■ **What the exercise asks**
Pick out each line of the records in which the word "frühere" appears.

■ **Records for processing**
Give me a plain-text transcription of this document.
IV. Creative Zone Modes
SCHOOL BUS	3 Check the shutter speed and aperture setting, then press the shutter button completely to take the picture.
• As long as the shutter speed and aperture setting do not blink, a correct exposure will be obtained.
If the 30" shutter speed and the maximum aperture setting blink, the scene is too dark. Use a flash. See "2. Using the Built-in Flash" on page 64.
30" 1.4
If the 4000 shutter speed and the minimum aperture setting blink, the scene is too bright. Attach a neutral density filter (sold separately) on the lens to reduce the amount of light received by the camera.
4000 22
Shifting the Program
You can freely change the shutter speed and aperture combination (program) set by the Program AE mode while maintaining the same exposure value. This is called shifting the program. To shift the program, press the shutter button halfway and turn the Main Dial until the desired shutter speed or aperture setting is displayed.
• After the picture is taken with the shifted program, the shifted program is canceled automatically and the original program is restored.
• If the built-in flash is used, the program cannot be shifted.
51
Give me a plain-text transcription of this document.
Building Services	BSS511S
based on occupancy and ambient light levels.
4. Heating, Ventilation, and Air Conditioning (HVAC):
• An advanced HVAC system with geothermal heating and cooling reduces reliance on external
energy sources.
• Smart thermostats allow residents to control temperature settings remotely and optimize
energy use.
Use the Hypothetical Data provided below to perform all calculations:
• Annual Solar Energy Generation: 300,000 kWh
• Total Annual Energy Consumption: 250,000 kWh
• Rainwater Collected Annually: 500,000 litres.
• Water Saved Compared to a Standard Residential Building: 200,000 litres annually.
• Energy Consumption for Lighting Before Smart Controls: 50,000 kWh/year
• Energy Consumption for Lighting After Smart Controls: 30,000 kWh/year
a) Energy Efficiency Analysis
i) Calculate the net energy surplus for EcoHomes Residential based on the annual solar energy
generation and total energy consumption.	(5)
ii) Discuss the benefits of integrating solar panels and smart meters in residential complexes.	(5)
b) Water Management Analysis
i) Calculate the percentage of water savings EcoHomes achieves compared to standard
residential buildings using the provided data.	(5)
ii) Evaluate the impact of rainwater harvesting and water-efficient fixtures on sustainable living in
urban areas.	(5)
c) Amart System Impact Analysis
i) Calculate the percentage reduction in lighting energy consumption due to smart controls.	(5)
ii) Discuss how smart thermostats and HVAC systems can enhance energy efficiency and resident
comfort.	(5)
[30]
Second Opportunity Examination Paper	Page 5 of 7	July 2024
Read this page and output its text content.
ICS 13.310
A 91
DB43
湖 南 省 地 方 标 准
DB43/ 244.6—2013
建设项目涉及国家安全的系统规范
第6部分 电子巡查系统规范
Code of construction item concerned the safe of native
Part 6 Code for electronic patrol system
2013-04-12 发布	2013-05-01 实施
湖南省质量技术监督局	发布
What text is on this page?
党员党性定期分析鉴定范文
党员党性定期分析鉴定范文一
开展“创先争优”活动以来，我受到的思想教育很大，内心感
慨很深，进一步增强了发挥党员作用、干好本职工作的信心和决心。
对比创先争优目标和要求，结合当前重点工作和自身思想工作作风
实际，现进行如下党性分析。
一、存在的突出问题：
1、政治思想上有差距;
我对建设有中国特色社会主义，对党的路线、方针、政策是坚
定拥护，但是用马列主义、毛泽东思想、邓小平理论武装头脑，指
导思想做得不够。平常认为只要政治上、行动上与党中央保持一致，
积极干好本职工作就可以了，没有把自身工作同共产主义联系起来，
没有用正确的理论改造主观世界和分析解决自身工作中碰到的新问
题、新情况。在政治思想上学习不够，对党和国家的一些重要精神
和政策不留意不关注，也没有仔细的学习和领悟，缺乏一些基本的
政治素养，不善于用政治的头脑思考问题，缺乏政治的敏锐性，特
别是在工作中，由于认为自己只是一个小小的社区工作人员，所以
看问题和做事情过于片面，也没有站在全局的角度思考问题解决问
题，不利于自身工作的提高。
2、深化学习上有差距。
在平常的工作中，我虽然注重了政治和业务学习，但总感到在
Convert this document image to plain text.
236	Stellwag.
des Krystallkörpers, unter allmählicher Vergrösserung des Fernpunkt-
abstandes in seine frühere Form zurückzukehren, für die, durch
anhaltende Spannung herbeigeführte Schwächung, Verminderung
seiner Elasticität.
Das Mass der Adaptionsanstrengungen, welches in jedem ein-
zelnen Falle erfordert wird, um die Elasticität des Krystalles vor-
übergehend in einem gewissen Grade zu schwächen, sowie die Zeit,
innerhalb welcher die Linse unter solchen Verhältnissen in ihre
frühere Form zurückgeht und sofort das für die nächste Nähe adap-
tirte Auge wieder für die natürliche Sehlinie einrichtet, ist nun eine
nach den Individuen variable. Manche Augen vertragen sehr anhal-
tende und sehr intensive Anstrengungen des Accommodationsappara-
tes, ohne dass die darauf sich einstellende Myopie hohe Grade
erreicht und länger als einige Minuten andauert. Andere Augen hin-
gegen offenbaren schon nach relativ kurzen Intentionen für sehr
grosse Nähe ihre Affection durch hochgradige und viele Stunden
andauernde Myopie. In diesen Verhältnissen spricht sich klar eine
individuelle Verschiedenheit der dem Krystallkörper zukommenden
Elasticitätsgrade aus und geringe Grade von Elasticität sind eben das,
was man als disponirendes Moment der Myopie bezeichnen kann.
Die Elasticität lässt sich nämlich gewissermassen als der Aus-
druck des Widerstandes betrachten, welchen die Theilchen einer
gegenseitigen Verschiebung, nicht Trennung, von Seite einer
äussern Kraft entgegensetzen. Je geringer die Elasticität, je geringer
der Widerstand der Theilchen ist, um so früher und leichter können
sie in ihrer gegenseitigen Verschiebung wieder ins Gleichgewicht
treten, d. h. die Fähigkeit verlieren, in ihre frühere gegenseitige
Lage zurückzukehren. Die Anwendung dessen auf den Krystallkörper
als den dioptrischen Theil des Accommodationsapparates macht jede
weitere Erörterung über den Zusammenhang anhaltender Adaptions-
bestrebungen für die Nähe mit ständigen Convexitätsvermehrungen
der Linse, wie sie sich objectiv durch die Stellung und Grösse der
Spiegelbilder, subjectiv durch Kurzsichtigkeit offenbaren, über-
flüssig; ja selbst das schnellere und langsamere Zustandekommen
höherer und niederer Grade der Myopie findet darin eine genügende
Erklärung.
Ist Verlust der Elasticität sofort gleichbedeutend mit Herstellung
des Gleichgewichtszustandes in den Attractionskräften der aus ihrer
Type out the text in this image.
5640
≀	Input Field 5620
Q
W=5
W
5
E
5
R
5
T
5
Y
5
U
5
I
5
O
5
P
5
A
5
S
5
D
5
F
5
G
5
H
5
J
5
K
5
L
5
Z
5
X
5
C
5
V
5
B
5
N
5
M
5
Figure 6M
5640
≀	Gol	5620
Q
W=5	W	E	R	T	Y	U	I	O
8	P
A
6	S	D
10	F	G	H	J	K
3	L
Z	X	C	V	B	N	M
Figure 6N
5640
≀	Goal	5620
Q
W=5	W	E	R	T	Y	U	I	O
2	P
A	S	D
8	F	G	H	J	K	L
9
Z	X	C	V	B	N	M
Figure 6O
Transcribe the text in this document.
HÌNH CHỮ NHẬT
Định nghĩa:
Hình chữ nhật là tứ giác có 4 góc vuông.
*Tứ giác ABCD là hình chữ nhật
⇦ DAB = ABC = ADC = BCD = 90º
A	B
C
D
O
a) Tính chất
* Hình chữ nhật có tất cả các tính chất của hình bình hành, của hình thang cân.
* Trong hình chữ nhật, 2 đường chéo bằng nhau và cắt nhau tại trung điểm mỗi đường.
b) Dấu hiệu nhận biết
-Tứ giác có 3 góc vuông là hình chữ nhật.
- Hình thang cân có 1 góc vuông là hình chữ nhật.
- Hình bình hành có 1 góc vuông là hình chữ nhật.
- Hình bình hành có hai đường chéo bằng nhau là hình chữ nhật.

■ **Result for this exercise**
abstandes in seine frühere Form zurückzukehren, für die, durch
frühere Form zurückgeht und sofort das für die nächste Nähe adap-
treten, d. h. die Fähigkeit verlieren, in ihre frühere gegenseitige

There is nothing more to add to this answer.